◆ **Exercise task**: Omit all pictures, then retype exactly the lines from the one that contains "Transcribe the text in this document." through the end of the listing.

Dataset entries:
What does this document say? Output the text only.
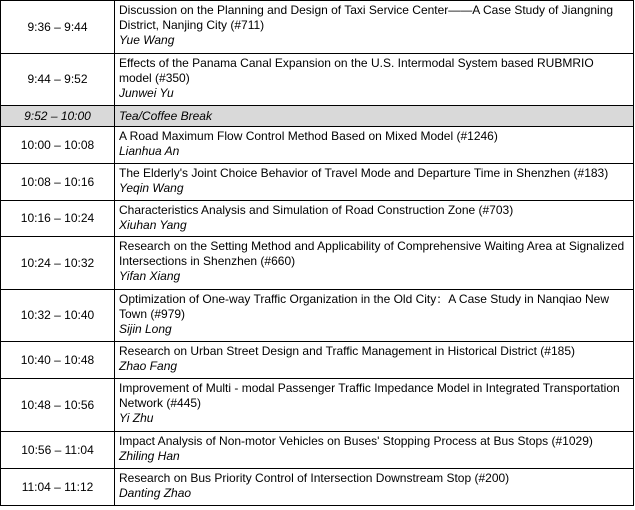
9:36 – 9:44	Discussion on the Planning and Design of Taxi Service Center——A Case Study of Jiangning District, Nanjing City (#711)
Yue Wang

9:44 – 9:52	Effects of the Panama Canal Expansion on the U.S. Intermodal System based RUBMRIO model (#350)
Junwei Yu

9:52 – 10:00	Tea/Coffee Break
10:00 – 10:08	A Road Maximum Flow Control Method Based on Mixed Model (#1246)
Lianhua An

10:08 – 10:16	The Elderly's Joint Choice Behavior of Travel Mode and Departure Time in Shenzhen (#183)
Yeqin Wang

10:16 – 10:24	Characteristics Analysis and Simulation of Road Construction Zone (#703)
Xiuhan Yang

10:24 – 10:32	Research on the Setting Method and Applicability of Comprehensive Waiting Area at Signalized Intersections in Shenzhen (#660)
Yifan Xiang

10:32 – 10:40	Optimization of One-way Traffic Organization in the Old City：A Case Study in Nanqiao New Town (#979)
Sijin Long

10:40 – 10:48	Research on Urban Street Design and Traffic Management in Historical District (#185)
Zhao Fang

10:48 – 10:56	Improvement of Multi - modal Passenger Traffic Impedance Model in Integrated Transportation Network (#445)
Yi Zhu

10:56 – 11:04	Impact Analysis of Non-motor Vehicles on Buses' Stopping Process at Bus Stops (#1029)
Zhiling Han

11:04 – 11:12	Research on Bus Priority Control of Intersection Downstream Stop (#200)
Danting Zhao
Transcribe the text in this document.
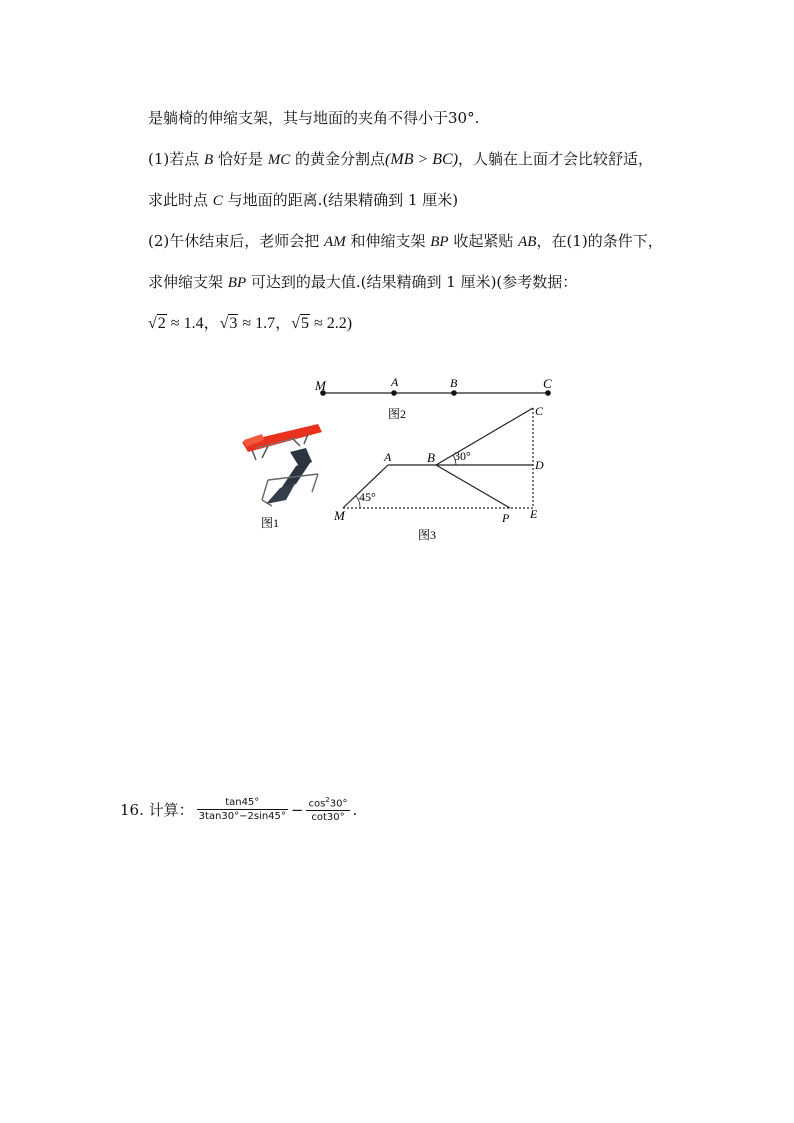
是躺椅的伸缩支架，其与地面的夹角不得小于30°.
(1)若点 B 恰好是 MC 的黄金分割点(MB > BC)，人躺在上面才会比较舒适，
求此时点 C 与地面的距离.(结果精确到 1 厘米)
(2)午休结束后，老师会把 AM 和伸缩支架 BP 收起紧贴 AB，在(1)的条件下，
求伸缩支架 BP 可达到的最大值.(结果精确到 1 厘米)(参考数据：
√2 ≈ 1.4，√3 ≈ 1.7，√5 ≈ 2.2)
M	A	B	C
图2
A	B
C
D
E
M	P
30°
45°
图3
图1
16. 计算： $\frac{\tan 45^\circ}{3\tan 30^\circ-2\sin 45^\circ} - \frac{\cos^230^\circ}{\cot 30^\circ}$ .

◆ **Answer**:
Transcribe the text in this document.
是躺椅的伸缩支架，其与地面的夹角不得小于30°.
(1)若点 B 恰好是 MC 的黄金分割点(MB > BC)，人躺在上面才会比较舒适，
求此时点 C 与地面的距离.(结果精确到 1 厘米)
(2)午休结束后，老师会把 AM 和伸缩支架 BP 收起紧贴 AB，在(1)的条件下，
求伸缩支架 BP 可达到的最大值.(结果精确到 1 厘米)(参考数据：
√2 ≈ 1.4，√3 ≈ 1.7，√5 ≈ 2.2)
M	A	B	C
图2
A	B
C
D
E
M	P
30°
45°
图3
图1
16. 计算： $\frac{\tan 45^\circ}{3\tan 30^\circ-2\sin 45^\circ} - \frac{\cos^230^\circ}{\cot 30^\circ}$ .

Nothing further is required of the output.